---------- EXTRACTED ENTRIES ----------
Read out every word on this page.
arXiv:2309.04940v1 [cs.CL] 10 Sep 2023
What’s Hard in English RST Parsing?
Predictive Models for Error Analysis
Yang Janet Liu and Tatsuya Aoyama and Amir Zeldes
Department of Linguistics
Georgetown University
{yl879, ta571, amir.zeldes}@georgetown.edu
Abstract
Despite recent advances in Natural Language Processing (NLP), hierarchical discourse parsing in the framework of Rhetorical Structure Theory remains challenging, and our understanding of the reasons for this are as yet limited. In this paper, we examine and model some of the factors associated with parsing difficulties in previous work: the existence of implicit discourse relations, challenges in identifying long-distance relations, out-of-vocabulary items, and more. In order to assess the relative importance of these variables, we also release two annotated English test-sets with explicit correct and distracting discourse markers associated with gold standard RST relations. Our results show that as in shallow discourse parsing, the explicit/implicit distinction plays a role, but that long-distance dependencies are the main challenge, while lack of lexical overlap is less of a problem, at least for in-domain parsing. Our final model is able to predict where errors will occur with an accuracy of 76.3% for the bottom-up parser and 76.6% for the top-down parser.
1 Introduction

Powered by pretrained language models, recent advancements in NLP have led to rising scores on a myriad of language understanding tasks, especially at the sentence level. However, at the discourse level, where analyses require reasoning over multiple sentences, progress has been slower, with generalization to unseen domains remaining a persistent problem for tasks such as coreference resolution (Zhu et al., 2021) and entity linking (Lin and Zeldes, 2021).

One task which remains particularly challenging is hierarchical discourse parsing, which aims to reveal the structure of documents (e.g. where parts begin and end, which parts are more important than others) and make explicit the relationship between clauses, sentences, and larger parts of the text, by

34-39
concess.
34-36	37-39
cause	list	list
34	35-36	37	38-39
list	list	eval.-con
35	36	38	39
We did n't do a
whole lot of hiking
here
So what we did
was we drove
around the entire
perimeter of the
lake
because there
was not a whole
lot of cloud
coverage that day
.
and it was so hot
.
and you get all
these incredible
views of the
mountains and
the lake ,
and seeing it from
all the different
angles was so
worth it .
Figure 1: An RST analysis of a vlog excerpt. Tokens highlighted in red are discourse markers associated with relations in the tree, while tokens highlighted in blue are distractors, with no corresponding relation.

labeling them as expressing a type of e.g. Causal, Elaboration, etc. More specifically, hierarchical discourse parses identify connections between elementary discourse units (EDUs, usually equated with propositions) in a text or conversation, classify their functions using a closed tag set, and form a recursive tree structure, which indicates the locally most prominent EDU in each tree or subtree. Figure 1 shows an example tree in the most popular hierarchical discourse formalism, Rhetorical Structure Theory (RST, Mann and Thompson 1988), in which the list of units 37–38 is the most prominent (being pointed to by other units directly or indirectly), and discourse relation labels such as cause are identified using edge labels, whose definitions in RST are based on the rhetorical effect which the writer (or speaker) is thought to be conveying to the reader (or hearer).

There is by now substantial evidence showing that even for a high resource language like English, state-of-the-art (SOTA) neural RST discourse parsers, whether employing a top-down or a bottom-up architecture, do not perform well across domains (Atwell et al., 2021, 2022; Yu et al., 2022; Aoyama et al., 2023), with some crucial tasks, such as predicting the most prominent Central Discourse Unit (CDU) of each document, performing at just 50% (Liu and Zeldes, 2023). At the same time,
----------
WHAT NEEDS TO BE DONE:
Check each line above for the word "Aoyama", and copy the lines where it appears.

RESPONSE FOR THIS EXERCISE:
Yang Janet Liu and Tatsuya Aoyama and Amir Zeldes
There is by now substantial evidence showing that even for a high resource language like English, state-of-the-art (SOTA) neural RST discourse parsers, whether employing a top-down or a bottom-up architecture, do not perform well across domains (Atwell et al., 2021, 2022; Yu et al., 2022; Aoyama et al., 2023), with some crucial tasks, such as predicting the most prominent Central Discourse Unit (CDU) of each document, performing at just 50% (Liu and Zeldes, 2023). At the same time,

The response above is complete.